▶ **What the task asks**
In this exercise, copy exactly the lines from the one that contains "Transcribe this image's" through the end of the entries below; pictures are not copied.

— BEGIN Listed entries —

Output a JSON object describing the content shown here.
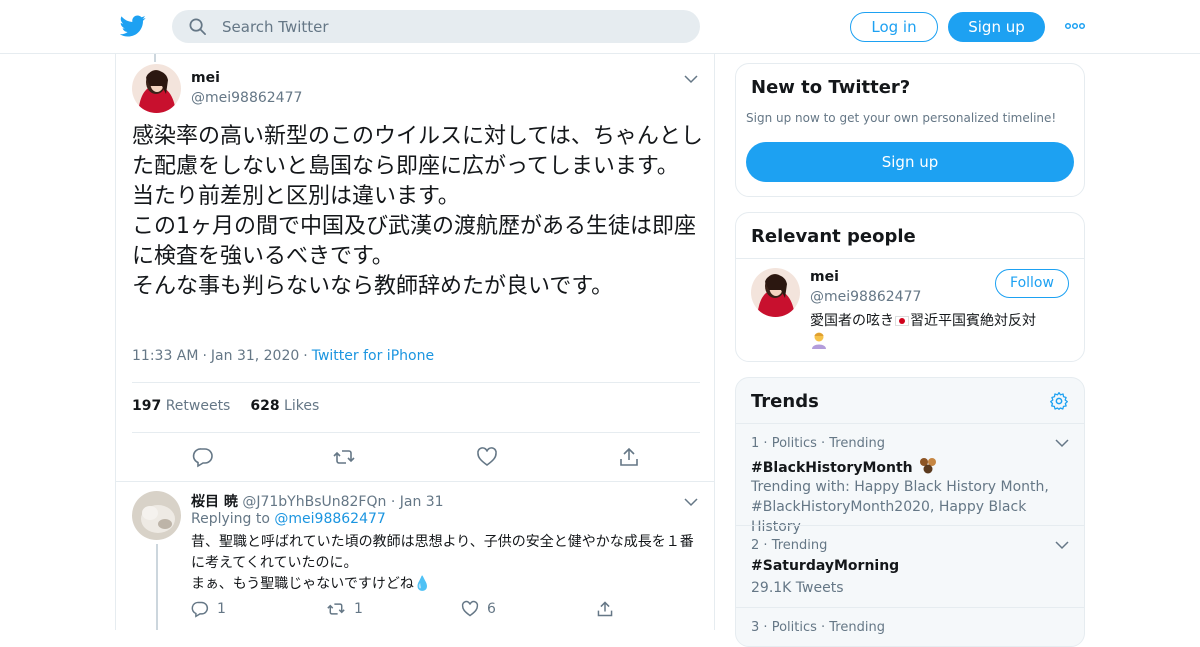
{
  "header": {
    "search_placeholder": "Search Twitter",
    "login_label": "Log in",
    "signup_label": "Sign up"
  },
  "tweet": {
    "name": "mei",
    "handle": "@mei98862477",
    "text": "感染率の高い新型のこのウイルスに対しては、ちゃんとした配慮をしないと島国なら即座に広がってしまいます。\n当たり前差別と区別は違います。\nこの1ヶ月の間で中国及び武漢の渡航歴がある生徒は即座に検査を強いるべきです。\nそんな事も判らないなら教師辞めたが良いです。",
    "time": "11:33 AM",
    "date": "Jan 31, 2020",
    "source": "Twitter for iPhone",
    "retweets_count": "197",
    "retweets_label": "Retweets",
    "likes_count": "628",
    "likes_label": "Likes"
  },
  "reply": {
    "name": "桜目 暁",
    "handle": "@J71bYhBsUn82FQn",
    "date": "Jan 31",
    "replying_to_label": "Replying to",
    "replying_to_handle": "@mei98862477",
    "text": "昔、聖職と呼ばれていた頃の教師は思想より、子供の安全と健やかな成長を１番に考えてくれていたのに。\nまぁ、もう聖職じゃないですけどね💧",
    "reply_count": "1",
    "retweet_count": "1",
    "like_count": "6"
  },
  "sidebar": {
    "new_to_twitter": {
      "title": "New to Twitter?",
      "subtitle": "Sign up now to get your own personalized timeline!",
      "button": "Sign up"
    },
    "relevant_people": {
      "title": "Relevant people",
      "name": "mei",
      "handle": "@mei98862477",
      "follow_label": "Follow",
      "bio_before_flag": "愛国者の呟き",
      "bio_after_flag": "習近平国賓絶対反対"
    },
    "trends": {
      "title": "Trends",
      "items": [
        {
          "rank": "1",
          "context": "Politics · Trending",
          "name": "#BlackHistoryMonth",
          "desc": "Trending with: Happy Black History Month, #BlackHistoryMonth2020, Happy Black History"
        },
        {
          "rank": "2",
          "context": "Trending",
          "name": "#SaturdayMorning",
          "desc": "29.1K Tweets"
        },
        {
          "rank": "3",
          "context": "Politics · Trending",
          "name": "",
          "desc": ""
        }
      ]
    }
  },
  "colors": {
    "accent": "#1da1f2",
    "link": "#1b95e0",
    "muted": "#657786",
    "border": "#e6ecf0"
  }
}
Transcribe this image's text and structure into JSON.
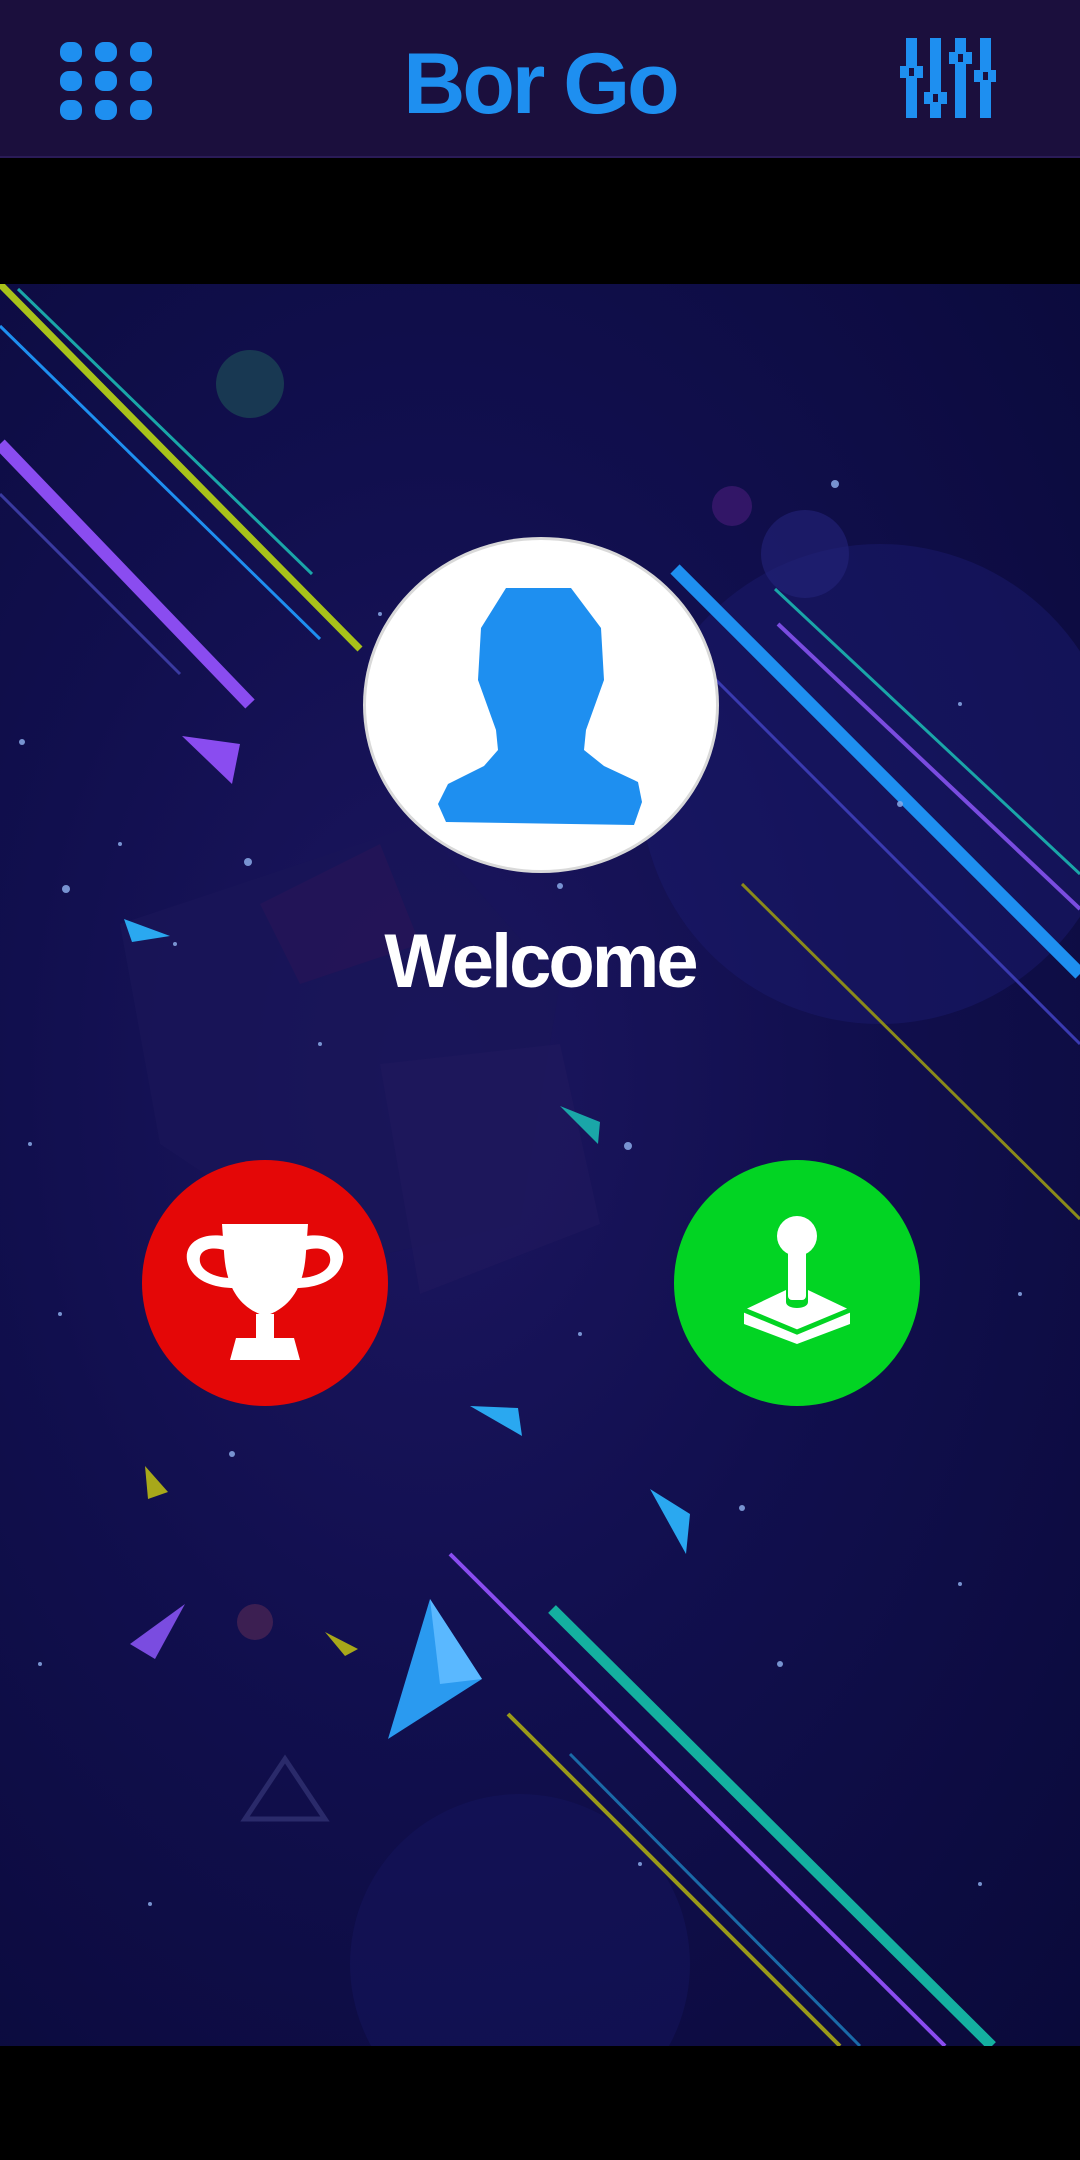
{
  "header": {
    "title": "Bor Go",
    "menu_icon": "grid-menu-icon",
    "settings_icon": "sliders-icon"
  },
  "main": {
    "welcome_text": "Welcome",
    "avatar_icon": "user-silhouette-icon",
    "trophy_icon": "trophy-icon",
    "play_icon": "joystick-icon"
  },
  "colors": {
    "header_bg": "#1b0f3d",
    "accent_blue": "#1e8ff0",
    "trophy_red": "#e40707",
    "play_green": "#02d423",
    "scene_bg": "#110f4e"
  }
}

— END Listed entries —

▶ **Finished exercise**
Transcribe this image's text and structure into JSON.
{
  "header": {
    "title": "Bor Go",
    "menu_icon": "grid-menu-icon",
    "settings_icon": "sliders-icon"
  },
  "main": {
    "welcome_text": "Welcome",
    "avatar_icon": "user-silhouette-icon",
    "trophy_icon": "trophy-icon",
    "play_icon": "joystick-icon"
  },
  "colors": {
    "header_bg": "#1b0f3d",
    "accent_blue": "#1e8ff0",
    "trophy_red": "#e40707",
    "play_green": "#02d423",
    "scene_bg": "#110f4e"
  }
}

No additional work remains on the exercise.